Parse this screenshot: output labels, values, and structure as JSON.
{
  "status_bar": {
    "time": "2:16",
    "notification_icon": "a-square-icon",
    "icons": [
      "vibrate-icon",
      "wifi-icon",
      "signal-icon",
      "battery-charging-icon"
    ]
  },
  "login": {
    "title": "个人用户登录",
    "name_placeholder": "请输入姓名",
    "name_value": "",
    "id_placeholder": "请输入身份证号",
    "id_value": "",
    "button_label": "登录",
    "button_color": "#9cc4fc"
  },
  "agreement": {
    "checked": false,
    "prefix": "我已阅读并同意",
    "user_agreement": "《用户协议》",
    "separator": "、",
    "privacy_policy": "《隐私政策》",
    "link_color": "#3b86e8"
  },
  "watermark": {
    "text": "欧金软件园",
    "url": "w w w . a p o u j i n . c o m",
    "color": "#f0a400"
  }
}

____

Exercise description:
Output each entry precisely as given.

Written solution:
Parse this screenshot: output labels, values, and structure as JSON.
{
  "status_bar": {
    "time": "2:16",
    "notification_icon": "a-square-icon",
    "icons": [
      "vibrate-icon",
      "wifi-icon",
      "signal-icon",
      "battery-charging-icon"
    ]
  },
  "login": {
    "title": "个人用户登录",
    "name_placeholder": "请输入姓名",
    "name_value": "",
    "id_placeholder": "请输入身份证号",
    "id_value": "",
    "button_label": "登录",
    "button_color": "#9cc4fc"
  },
  "agreement": {
    "checked": false,
    "prefix": "我已阅读并同意",
    "user_agreement": "《用户协议》",
    "separator": "、",
    "privacy_policy": "《隐私政策》",
    "link_color": "#3b86e8"
  },
  "watermark": {
    "text": "欧金软件园",
    "url": "w w w . a p o u j i n . c o m",
    "color": "#f0a400"
  }
}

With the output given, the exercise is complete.